What is asked: Every line that holds the string "الله" is to be identified and copied.

Records shown:
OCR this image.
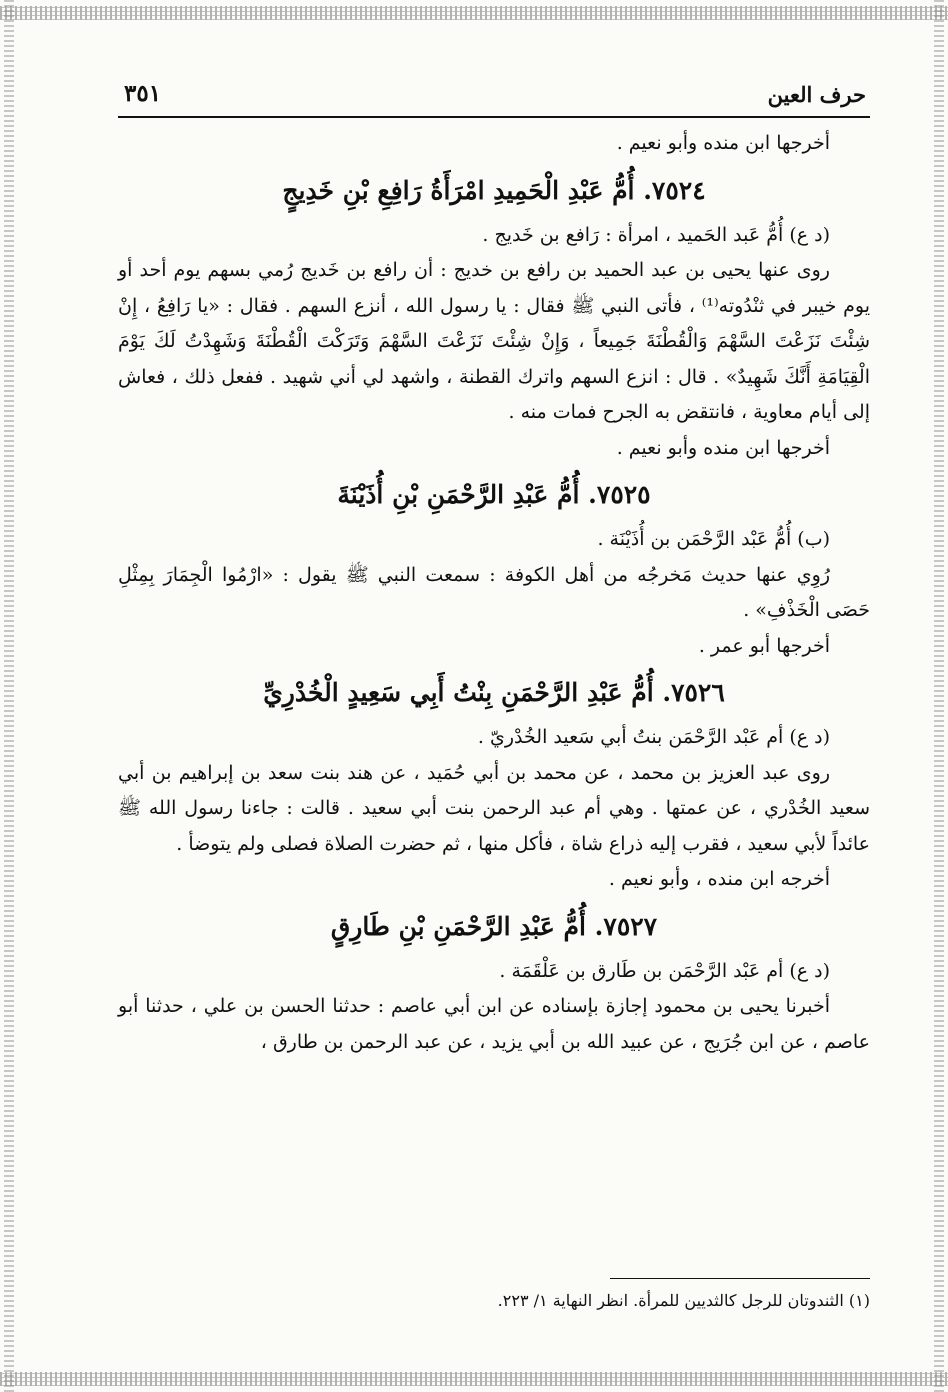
حرف العين
٣٥١

أخرجها ابن منده وأبو نعيم .

٧٥٢٤. أُمُّ عَبْدِ الْحَمِيدِ امْرَأَةُ رَافِعِ بْنِ خَدِيجٍ

(د ع) أُمُّ عَبد الحَميد ، امرأة : رَافع بن خَديج .

روى عنها يحيى بن عبد الحميد بن رافع بن خديج : أن رافع بن خَديج رُمي بسهم يوم أحد أو يوم خيبر في ثنْدُوته⁽¹⁾ ، فأتى النبي ﷺ فقال : يا رسول الله ، أنزع السهم . فقال : «يا رَافِعُ ، إِنْ شِئْتَ نَزَعْتَ السَّهْمَ وَالْقُطْنَةَ جَمِيعاً ، وَإِنْ شِئْتَ نَزَعْتَ السَّهْمَ وَتَرَكْتَ الْقُطْنَةَ وَشَهِدْتُ لَكَ يَوْمَ الْقِيَامَةِ أَنَّكَ شَهِيدٌ» . قال : انزع السهم واترك القطنة ، واشهد لي أني شهيد . ففعل ذلك ، فعاش إلى أيام معاوية ، فانتقض به الجرح فمات منه .

أخرجها ابن منده وأبو نعيم .

٧٥٢٥. أُمُّ عَبْدِ الرَّحْمَنِ بْنِ أُذَيْنَةَ

(ب) أُمُّ عَبْد الرَّحْمَن بن أُذَيْنَة .

رُوِي عنها حديث مَخرجُه من أهل الكوفة : سمعت النبي ﷺ يقول : «ارْمُوا الْجِمَارَ بِمِثْلِ حَصَى الْخَذْفِ» .

أخرجها أبو عمر .

٧٥٢٦. أُمُّ عَبْدِ الرَّحْمَنِ بِنْتُ أَبِي سَعِيدٍ الْخُدْرِيِّ

(د ع) أم عَبْد الرَّحْمَن بنتُ أبي سَعيد الخُدْريّ .

روى عبد العزيز بن محمد ، عن محمد بن أبي حُمَيد ، عن هند بنت سعد بن إبراهيم بن أبي سعيد الخُدْري ، عن عمتها . وهي أم عبد الرحمن بنت أبي سعيد . قالت : جاءنا رسول الله ﷺ عائداً لأبي سعيد ، فقرب إليه ذراع شاة ، فأكل منها ، ثم حضرت الصلاة فصلى ولم يتوضأ .

أخرجه ابن منده ، وأبو نعيم .

٧٥٢٧. أُمُّ عَبْدِ الرَّحْمَنِ بْنِ طَارِقٍ

(د ع) أم عَبْد الرَّحْمَن بن طَارق بن عَلْقَمَة .

أخبرنا يحيى بن محمود إجازة بإسناده عن ابن أبي عاصم : حدثنا الحسن بن علي ، حدثنا أبو عاصم ، عن ابن جُرَيج ، عن عبيد الله بن أبي يزيد ، عن عبد الرحمن بن طارق ،

(١) الثندوتان للرجل كالثديين للمرأة. انظر النهاية ١/ ٢٢٣.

Exercise response:
روى عنها يحيى بن عبد الحميد بن رافع بن خديج : أن رافع بن خَديج رُمي بسهم يوم أحد أو يوم خيبر في ثنْدُوته⁽¹⁾ ، فأتى النبي ﷺ فقال : يا رسول الله ، أنزع السهم . فقال : «يا رَافِعُ ، إِنْ شِئْتَ نَزَعْتَ السَّهْمَ وَالْقُطْنَةَ جَمِيعاً ، وَإِنْ شِئْتَ نَزَعْتَ السَّهْمَ وَتَرَكْتَ الْقُطْنَةَ وَشَهِدْتُ لَكَ يَوْمَ الْقِيَامَةِ أَنَّكَ شَهِيدٌ» . قال : انزع السهم واترك القطنة ، واشهد لي أني شهيد . ففعل ذلك ، فعاش إلى أيام معاوية ، فانتقض به الجرح فمات منه .
روى عبد العزيز بن محمد ، عن محمد بن أبي حُمَيد ، عن هند بنت سعد بن إبراهيم بن أبي سعيد الخُدْري ، عن عمتها . وهي أم عبد الرحمن بنت أبي سعيد . قالت : جاءنا رسول الله ﷺ عائداً لأبي سعيد ، فقرب إليه ذراع شاة ، فأكل منها ، ثم حضرت الصلاة فصلى ولم يتوضأ .
أخبرنا يحيى بن محمود إجازة بإسناده عن ابن أبي عاصم : حدثنا الحسن بن علي ، حدثنا أبو عاصم ، عن ابن جُرَيج ، عن عبيد الله بن أبي يزيد ، عن عبد الرحمن بن طارق ،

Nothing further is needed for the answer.